Work to do: Filter for the word "Nacional" and keep each matching line.

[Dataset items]
[start]

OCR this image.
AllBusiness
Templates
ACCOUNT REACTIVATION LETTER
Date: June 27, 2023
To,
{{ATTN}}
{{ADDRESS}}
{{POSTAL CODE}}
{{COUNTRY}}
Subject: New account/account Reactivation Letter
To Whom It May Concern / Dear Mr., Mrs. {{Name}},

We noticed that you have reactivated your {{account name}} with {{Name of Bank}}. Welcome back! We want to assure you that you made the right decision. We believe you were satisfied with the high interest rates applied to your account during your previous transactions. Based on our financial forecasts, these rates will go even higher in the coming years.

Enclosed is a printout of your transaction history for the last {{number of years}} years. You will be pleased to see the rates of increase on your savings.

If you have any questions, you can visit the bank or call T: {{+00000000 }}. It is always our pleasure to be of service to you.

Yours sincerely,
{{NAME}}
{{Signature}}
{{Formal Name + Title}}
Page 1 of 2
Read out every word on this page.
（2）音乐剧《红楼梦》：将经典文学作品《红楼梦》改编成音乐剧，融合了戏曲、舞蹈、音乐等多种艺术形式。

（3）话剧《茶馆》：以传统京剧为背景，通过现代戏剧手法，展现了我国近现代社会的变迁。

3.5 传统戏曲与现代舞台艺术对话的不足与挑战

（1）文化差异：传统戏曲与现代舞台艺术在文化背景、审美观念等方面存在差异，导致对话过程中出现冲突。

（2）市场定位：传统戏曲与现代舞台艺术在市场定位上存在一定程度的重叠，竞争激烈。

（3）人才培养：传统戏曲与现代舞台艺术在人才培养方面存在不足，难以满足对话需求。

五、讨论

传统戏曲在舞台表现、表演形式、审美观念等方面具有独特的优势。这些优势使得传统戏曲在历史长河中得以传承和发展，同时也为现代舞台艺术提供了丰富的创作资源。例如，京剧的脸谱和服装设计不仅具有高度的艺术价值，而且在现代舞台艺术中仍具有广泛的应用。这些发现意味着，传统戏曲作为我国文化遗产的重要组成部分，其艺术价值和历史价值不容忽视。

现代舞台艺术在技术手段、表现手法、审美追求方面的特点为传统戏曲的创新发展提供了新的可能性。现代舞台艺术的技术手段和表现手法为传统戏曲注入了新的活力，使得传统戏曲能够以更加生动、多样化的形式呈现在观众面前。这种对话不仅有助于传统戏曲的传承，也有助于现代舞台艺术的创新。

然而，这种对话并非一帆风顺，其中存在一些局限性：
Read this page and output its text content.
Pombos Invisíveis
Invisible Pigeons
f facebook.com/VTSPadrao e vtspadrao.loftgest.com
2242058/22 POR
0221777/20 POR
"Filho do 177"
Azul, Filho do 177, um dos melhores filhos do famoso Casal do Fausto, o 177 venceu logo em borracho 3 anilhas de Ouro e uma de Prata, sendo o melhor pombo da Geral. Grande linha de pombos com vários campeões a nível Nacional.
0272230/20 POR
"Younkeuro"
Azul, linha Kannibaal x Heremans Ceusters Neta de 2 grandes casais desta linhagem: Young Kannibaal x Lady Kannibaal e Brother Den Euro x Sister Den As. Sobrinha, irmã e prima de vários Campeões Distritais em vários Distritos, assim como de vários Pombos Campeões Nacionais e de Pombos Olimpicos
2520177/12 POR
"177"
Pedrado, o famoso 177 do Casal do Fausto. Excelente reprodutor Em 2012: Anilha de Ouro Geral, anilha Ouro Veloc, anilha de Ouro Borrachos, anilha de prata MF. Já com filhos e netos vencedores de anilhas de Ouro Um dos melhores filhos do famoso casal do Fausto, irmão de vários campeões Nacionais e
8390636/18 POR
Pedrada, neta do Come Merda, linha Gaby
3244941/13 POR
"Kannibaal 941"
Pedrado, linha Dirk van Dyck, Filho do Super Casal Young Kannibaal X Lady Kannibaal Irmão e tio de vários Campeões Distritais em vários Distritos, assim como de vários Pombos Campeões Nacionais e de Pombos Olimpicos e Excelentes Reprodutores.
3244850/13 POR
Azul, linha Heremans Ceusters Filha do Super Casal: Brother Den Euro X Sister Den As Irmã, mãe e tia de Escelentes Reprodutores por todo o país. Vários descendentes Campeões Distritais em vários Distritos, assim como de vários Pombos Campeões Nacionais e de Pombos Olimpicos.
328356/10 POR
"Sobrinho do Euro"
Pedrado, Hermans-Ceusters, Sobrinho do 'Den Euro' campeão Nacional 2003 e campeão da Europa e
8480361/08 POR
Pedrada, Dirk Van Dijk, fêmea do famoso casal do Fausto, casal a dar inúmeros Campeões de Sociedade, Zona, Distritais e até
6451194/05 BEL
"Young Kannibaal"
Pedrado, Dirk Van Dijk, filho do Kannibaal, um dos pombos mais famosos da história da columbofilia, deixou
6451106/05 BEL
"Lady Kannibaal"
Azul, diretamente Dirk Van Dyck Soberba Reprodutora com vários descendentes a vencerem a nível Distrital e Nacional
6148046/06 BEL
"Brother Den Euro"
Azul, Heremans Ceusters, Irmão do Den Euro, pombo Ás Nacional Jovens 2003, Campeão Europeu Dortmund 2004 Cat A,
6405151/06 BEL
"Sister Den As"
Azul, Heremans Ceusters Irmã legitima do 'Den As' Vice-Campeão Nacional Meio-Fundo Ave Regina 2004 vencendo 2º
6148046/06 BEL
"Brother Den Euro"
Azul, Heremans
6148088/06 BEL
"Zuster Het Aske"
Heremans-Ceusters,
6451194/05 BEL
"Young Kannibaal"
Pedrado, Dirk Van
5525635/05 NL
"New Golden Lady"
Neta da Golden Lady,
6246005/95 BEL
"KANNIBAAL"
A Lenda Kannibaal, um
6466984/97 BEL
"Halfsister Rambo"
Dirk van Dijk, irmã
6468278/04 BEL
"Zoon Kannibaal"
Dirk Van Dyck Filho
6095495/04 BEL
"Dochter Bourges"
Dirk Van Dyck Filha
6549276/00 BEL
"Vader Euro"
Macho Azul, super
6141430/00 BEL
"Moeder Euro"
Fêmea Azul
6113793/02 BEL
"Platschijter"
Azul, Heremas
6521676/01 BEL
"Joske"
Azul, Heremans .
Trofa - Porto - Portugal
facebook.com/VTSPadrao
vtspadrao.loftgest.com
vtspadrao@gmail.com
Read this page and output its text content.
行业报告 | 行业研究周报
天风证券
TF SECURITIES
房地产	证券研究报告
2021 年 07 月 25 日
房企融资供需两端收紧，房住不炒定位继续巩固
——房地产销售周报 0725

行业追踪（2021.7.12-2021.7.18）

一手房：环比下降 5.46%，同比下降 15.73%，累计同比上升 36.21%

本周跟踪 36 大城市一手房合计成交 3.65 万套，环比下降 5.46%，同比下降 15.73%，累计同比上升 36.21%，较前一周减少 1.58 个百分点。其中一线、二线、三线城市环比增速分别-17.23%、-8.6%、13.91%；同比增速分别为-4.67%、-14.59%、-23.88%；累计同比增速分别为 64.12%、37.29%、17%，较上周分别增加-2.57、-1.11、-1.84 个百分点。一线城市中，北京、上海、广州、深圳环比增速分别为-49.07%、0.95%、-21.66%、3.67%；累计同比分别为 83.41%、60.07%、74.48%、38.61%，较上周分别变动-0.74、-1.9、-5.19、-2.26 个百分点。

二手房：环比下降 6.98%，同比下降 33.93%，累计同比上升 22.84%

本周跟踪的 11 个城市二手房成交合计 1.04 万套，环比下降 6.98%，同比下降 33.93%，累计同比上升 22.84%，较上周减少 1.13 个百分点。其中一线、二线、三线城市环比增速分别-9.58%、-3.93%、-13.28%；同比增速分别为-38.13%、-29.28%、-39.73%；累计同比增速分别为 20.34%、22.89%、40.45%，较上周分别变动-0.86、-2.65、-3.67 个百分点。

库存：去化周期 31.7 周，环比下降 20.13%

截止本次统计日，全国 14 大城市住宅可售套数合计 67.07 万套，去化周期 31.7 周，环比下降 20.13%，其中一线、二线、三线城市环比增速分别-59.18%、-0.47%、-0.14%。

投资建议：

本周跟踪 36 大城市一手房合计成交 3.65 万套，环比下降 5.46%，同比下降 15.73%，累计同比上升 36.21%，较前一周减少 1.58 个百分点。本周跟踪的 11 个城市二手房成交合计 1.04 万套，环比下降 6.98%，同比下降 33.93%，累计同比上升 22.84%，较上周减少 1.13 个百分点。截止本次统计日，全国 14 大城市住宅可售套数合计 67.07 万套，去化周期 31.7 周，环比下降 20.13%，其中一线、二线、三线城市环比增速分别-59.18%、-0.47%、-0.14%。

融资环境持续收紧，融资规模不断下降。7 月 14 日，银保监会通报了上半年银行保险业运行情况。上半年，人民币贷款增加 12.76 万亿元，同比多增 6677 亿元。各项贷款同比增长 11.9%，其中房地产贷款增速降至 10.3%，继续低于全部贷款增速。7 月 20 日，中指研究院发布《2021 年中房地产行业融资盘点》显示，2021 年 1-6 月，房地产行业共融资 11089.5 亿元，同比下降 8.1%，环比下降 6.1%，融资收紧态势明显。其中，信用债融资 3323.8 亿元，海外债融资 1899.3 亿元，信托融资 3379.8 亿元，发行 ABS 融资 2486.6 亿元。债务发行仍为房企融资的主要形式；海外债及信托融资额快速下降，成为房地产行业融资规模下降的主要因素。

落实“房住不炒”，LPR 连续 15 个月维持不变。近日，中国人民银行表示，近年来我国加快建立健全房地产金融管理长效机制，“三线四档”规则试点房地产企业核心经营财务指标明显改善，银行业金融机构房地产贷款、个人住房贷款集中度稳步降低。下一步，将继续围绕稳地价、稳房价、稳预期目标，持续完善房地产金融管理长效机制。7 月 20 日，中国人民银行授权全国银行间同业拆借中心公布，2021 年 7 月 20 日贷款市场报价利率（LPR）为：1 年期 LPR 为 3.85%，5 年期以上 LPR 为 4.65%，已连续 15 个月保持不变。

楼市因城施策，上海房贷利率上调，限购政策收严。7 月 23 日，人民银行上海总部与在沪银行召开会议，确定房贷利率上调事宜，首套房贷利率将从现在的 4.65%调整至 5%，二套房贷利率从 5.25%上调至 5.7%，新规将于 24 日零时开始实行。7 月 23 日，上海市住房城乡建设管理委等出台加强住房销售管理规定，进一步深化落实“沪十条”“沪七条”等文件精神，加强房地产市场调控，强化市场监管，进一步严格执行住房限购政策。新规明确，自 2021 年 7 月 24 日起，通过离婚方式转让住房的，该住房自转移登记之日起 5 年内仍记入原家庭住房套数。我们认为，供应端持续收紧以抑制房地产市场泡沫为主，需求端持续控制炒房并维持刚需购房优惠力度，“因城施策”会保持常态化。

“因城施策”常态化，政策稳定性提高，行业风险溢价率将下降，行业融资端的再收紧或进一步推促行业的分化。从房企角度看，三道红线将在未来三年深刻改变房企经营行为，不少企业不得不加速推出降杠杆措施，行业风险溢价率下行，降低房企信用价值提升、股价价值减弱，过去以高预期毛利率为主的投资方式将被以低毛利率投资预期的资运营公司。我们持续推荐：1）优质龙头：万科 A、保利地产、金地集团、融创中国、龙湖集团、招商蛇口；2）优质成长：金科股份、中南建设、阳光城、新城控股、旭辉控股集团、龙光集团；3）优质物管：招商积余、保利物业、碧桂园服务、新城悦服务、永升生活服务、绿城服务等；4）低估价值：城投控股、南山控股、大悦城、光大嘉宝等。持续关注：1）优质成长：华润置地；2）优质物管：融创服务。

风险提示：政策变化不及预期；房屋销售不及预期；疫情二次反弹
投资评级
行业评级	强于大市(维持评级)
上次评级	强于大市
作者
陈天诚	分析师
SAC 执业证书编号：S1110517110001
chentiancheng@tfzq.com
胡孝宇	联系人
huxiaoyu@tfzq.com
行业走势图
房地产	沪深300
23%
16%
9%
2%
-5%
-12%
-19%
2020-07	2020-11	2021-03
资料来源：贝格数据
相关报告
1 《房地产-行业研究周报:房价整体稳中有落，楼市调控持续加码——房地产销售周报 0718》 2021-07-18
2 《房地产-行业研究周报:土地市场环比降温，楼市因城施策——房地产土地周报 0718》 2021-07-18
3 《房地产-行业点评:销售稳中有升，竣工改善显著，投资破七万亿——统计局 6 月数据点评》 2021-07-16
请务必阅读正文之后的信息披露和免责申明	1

[end]

Task response:
Azul, Filho do 177, um dos melhores filhos do famoso Casal do Fausto, o 177 venceu logo em borracho 3 anilhas de Ouro e uma de Prata, sendo o melhor pombo da Geral. Grande linha de pombos com vários campeões a nível Nacional.
Pedrado, Hermans-Ceusters, Sobrinho do 'Den Euro' campeão Nacional 2003 e campeão da Europa e
Azul, diretamente Dirk Van Dyck Soberba Reprodutora com vários descendentes a vencerem a nível Distrital e Nacional
Azul, Heremans Ceusters, Irmão do Den Euro, pombo Ás Nacional Jovens 2003, Campeão Europeu Dortmund 2004 Cat A,
Azul, Heremans Ceusters Irmã legitima do 'Den As' Vice-Campeão Nacional Meio-Fundo Ave Regina 2004 vencendo 2º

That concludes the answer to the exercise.